> [EXERCISE TASK]: From the listing below, extract each entry exactly as written, minus the images.

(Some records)
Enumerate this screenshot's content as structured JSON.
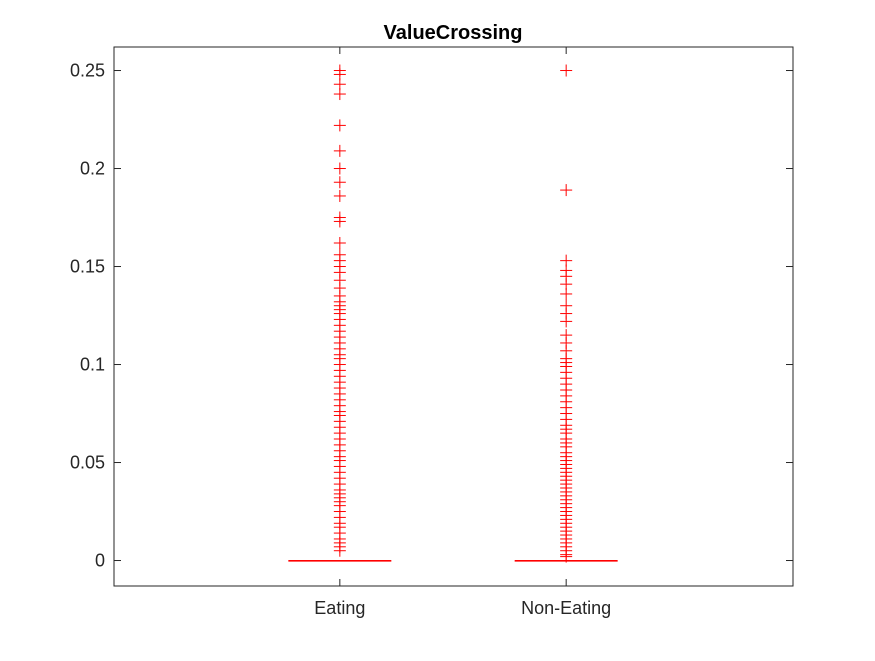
{
  "chart_data": {
    "type": "boxplot",
    "title": "ValueCrossing",
    "xlabel": "",
    "ylabel": "",
    "ylim": [
      -0.013,
      0.262
    ],
    "yticks": [
      0,
      0.05,
      0.1,
      0.15,
      0.2,
      0.25
    ],
    "ytick_labels": [
      "0",
      "0.05",
      "0.1",
      "0.15",
      "0.2",
      "0.25"
    ],
    "categories": [
      "Eating",
      "Non-Eating"
    ],
    "grid": false,
    "legend": "none",
    "box_color": "#ff0000",
    "outlier_color": "#ff0000",
    "series": [
      {
        "category": "Eating",
        "median": 0,
        "q1": 0,
        "q3": 0,
        "whisker_low": 0,
        "whisker_high": 0,
        "outliers": [
          0.25,
          0.248,
          0.243,
          0.238,
          0.222,
          0.209,
          0.2,
          0.193,
          0.186,
          0.175,
          0.173,
          0.162,
          0.156,
          0.153,
          0.15,
          0.147,
          0.143,
          0.139,
          0.135,
          0.132,
          0.13,
          0.128,
          0.126,
          0.123,
          0.12,
          0.117,
          0.114,
          0.111,
          0.108,
          0.105,
          0.103,
          0.1,
          0.097,
          0.094,
          0.091,
          0.088,
          0.085,
          0.082,
          0.079,
          0.076,
          0.074,
          0.071,
          0.068,
          0.065,
          0.062,
          0.059,
          0.056,
          0.053,
          0.051,
          0.048,
          0.045,
          0.042,
          0.039,
          0.036,
          0.034,
          0.032,
          0.03,
          0.028,
          0.025,
          0.022,
          0.019,
          0.017,
          0.014,
          0.011,
          0.009,
          0.007,
          0.005
        ]
      },
      {
        "category": "Non-Eating",
        "median": 0,
        "q1": 0,
        "q3": 0,
        "whisker_low": 0,
        "whisker_high": 0,
        "outliers": [
          0.25,
          0.189,
          0.153,
          0.148,
          0.145,
          0.141,
          0.136,
          0.13,
          0.126,
          0.122,
          0.115,
          0.111,
          0.107,
          0.103,
          0.101,
          0.099,
          0.096,
          0.093,
          0.09,
          0.087,
          0.084,
          0.081,
          0.078,
          0.075,
          0.072,
          0.069,
          0.067,
          0.065,
          0.062,
          0.06,
          0.058,
          0.055,
          0.053,
          0.051,
          0.049,
          0.047,
          0.045,
          0.043,
          0.041,
          0.039,
          0.037,
          0.035,
          0.033,
          0.031,
          0.029,
          0.027,
          0.025,
          0.023,
          0.021,
          0.019,
          0.017,
          0.015,
          0.013,
          0.011,
          0.009,
          0.007,
          0.005,
          0.003,
          0.002
        ]
      }
    ]
  }
}
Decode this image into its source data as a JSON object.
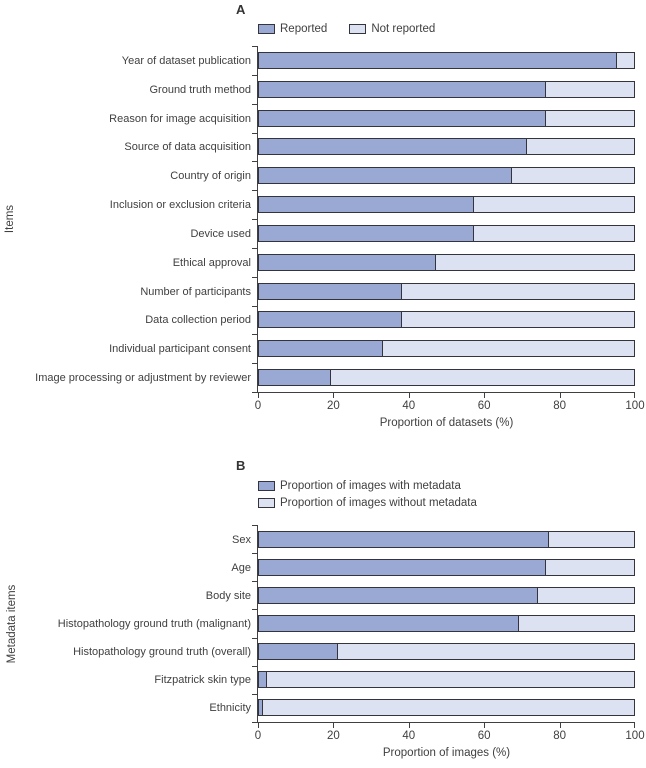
{
  "figure": {
    "background": "#ffffff"
  },
  "colors": {
    "fill_dark": "#9aa8d4",
    "fill_light": "#dde2f2",
    "bar_border": "#34343c",
    "axis": "#404040",
    "text": "#404040"
  },
  "chart_data": [
    {
      "type": "bar",
      "panel_label": "A",
      "orientation": "horizontal-stacked",
      "legend": [
        "Reported",
        "Not reported"
      ],
      "legend_position": "top-row",
      "categories": [
        "Year of dataset publication",
        "Ground truth method",
        "Reason for image acquisition",
        "Source of data acquisition",
        "Country of origin",
        "Inclusion or exclusion criteria",
        "Device used",
        "Ethical approval",
        "Number of participants",
        "Data collection period",
        "Individual participant consent",
        "Image processing or adjustment by reviewer"
      ],
      "series": [
        {
          "name": "Reported",
          "values": [
            95,
            76,
            76,
            71,
            67,
            57,
            57,
            47,
            38,
            38,
            33,
            19
          ]
        },
        {
          "name": "Not reported",
          "values": [
            5,
            24,
            24,
            29,
            33,
            43,
            43,
            53,
            62,
            62,
            67,
            81
          ]
        }
      ],
      "xlabel": "Proportion of datasets (%)",
      "ylabel": "Items",
      "xlim": [
        0,
        100
      ],
      "xticks": [
        0,
        20,
        40,
        60,
        80,
        100
      ],
      "xtick_labels": [
        "0",
        "20",
        "40",
        "60",
        "80",
        "100"
      ],
      "grid": false
    },
    {
      "type": "bar",
      "panel_label": "B",
      "orientation": "horizontal-stacked",
      "legend": [
        "Proportion of images with metadata",
        "Proportion of images without metadata"
      ],
      "legend_position": "top-column",
      "categories": [
        "Sex",
        "Age",
        "Body site",
        "Histopathology ground truth (malignant)",
        "Histopathology ground truth (overall)",
        "Fitzpatrick skin type",
        "Ethnicity"
      ],
      "series": [
        {
          "name": "Proportion of images with metadata",
          "values": [
            77,
            76,
            74,
            69,
            21,
            2,
            1
          ]
        },
        {
          "name": "Proportion of images without metadata",
          "values": [
            23,
            24,
            26,
            31,
            79,
            98,
            99
          ]
        }
      ],
      "xlabel": "Proportion of images (%)",
      "ylabel": "Metadata items",
      "xlim": [
        0,
        100
      ],
      "xticks": [
        0,
        20,
        40,
        60,
        80,
        100
      ],
      "xtick_labels": [
        "0",
        "20",
        "40",
        "60",
        "80",
        "100"
      ],
      "grid": false
    }
  ]
}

> [REPLY TO THE TASK]:
Enumerate this screenshot's content as structured JSON.
{
  "chart_data": {
    "type": "boxplot",
    "title": "ValueCrossing",
    "xlabel": "",
    "ylabel": "",
    "ylim": [
      -0.013,
      0.262
    ],
    "yticks": [
      0,
      0.05,
      0.1,
      0.15,
      0.2,
      0.25
    ],
    "ytick_labels": [
      "0",
      "0.05",
      "0.1",
      "0.15",
      "0.2",
      "0.25"
    ],
    "categories": [
      "Eating",
      "Non-Eating"
    ],
    "grid": false,
    "legend": "none",
    "box_color": "#ff0000",
    "outlier_color": "#ff0000",
    "series": [
      {
        "category": "Eating",
        "median": 0,
        "q1": 0,
        "q3": 0,
        "whisker_low": 0,
        "whisker_high": 0,
        "outliers": [
          0.25,
          0.248,
          0.243,
          0.238,
          0.222,
          0.209,
          0.2,
          0.193,
          0.186,
          0.175,
          0.173,
          0.162,
          0.156,
          0.153,
          0.15,
          0.147,
          0.143,
          0.139,
          0.135,
          0.132,
          0.13,
          0.128,
          0.126,
          0.123,
          0.12,
          0.117,
          0.114,
          0.111,
          0.108,
          0.105,
          0.103,
          0.1,
          0.097,
          0.094,
          0.091,
          0.088,
          0.085,
          0.082,
          0.079,
          0.076,
          0.074,
          0.071,
          0.068,
          0.065,
          0.062,
          0.059,
          0.056,
          0.053,
          0.051,
          0.048,
          0.045,
          0.042,
          0.039,
          0.036,
          0.034,
          0.032,
          0.03,
          0.028,
          0.025,
          0.022,
          0.019,
          0.017,
          0.014,
          0.011,
          0.009,
          0.007,
          0.005
        ]
      },
      {
        "category": "Non-Eating",
        "median": 0,
        "q1": 0,
        "q3": 0,
        "whisker_low": 0,
        "whisker_high": 0,
        "outliers": [
          0.25,
          0.189,
          0.153,
          0.148,
          0.145,
          0.141,
          0.136,
          0.13,
          0.126,
          0.122,
          0.115,
          0.111,
          0.107,
          0.103,
          0.101,
          0.099,
          0.096,
          0.093,
          0.09,
          0.087,
          0.084,
          0.081,
          0.078,
          0.075,
          0.072,
          0.069,
          0.067,
          0.065,
          0.062,
          0.06,
          0.058,
          0.055,
          0.053,
          0.051,
          0.049,
          0.047,
          0.045,
          0.043,
          0.041,
          0.039,
          0.037,
          0.035,
          0.033,
          0.031,
          0.029,
          0.027,
          0.025,
          0.023,
          0.021,
          0.019,
          0.017,
          0.015,
          0.013,
          0.011,
          0.009,
          0.007,
          0.005,
          0.003,
          0.002
        ]
      }
    ]
  }
}
Decode this image into its source data as a JSON object.
{
  "figure": {
    "background": "#ffffff"
  },
  "colors": {
    "fill_dark": "#9aa8d4",
    "fill_light": "#dde2f2",
    "bar_border": "#34343c",
    "axis": "#404040",
    "text": "#404040"
  },
  "chart_data": [
    {
      "type": "bar",
      "panel_label": "A",
      "orientation": "horizontal-stacked",
      "legend": [
        "Reported",
        "Not reported"
      ],
      "legend_position": "top-row",
      "categories": [
        "Year of dataset publication",
        "Ground truth method",
        "Reason for image acquisition",
        "Source of data acquisition",
        "Country of origin",
        "Inclusion or exclusion criteria",
        "Device used",
        "Ethical approval",
        "Number of participants",
        "Data collection period",
        "Individual participant consent",
        "Image processing or adjustment by reviewer"
      ],
      "series": [
        {
          "name": "Reported",
          "values": [
            95,
            76,
            76,
            71,
            67,
            57,
            57,
            47,
            38,
            38,
            33,
            19
          ]
        },
        {
          "name": "Not reported",
          "values": [
            5,
            24,
            24,
            29,
            33,
            43,
            43,
            53,
            62,
            62,
            67,
            81
          ]
        }
      ],
      "xlabel": "Proportion of datasets (%)",
      "ylabel": "Items",
      "xlim": [
        0,
        100
      ],
      "xticks": [
        0,
        20,
        40,
        60,
        80,
        100
      ],
      "xtick_labels": [
        "0",
        "20",
        "40",
        "60",
        "80",
        "100"
      ],
      "grid": false
    },
    {
      "type": "bar",
      "panel_label": "B",
      "orientation": "horizontal-stacked",
      "legend": [
        "Proportion of images with metadata",
        "Proportion of images without metadata"
      ],
      "legend_position": "top-column",
      "categories": [
        "Sex",
        "Age",
        "Body site",
        "Histopathology ground truth (malignant)",
        "Histopathology ground truth (overall)",
        "Fitzpatrick skin type",
        "Ethnicity"
      ],
      "series": [
        {
          "name": "Proportion of images with metadata",
          "values": [
            77,
            76,
            74,
            69,
            21,
            2,
            1
          ]
        },
        {
          "name": "Proportion of images without metadata",
          "values": [
            23,
            24,
            26,
            31,
            79,
            98,
            99
          ]
        }
      ],
      "xlabel": "Proportion of images (%)",
      "ylabel": "Metadata items",
      "xlim": [
        0,
        100
      ],
      "xticks": [
        0,
        20,
        40,
        60,
        80,
        100
      ],
      "xtick_labels": [
        "0",
        "20",
        "40",
        "60",
        "80",
        "100"
      ],
      "grid": false
    }
  ]
}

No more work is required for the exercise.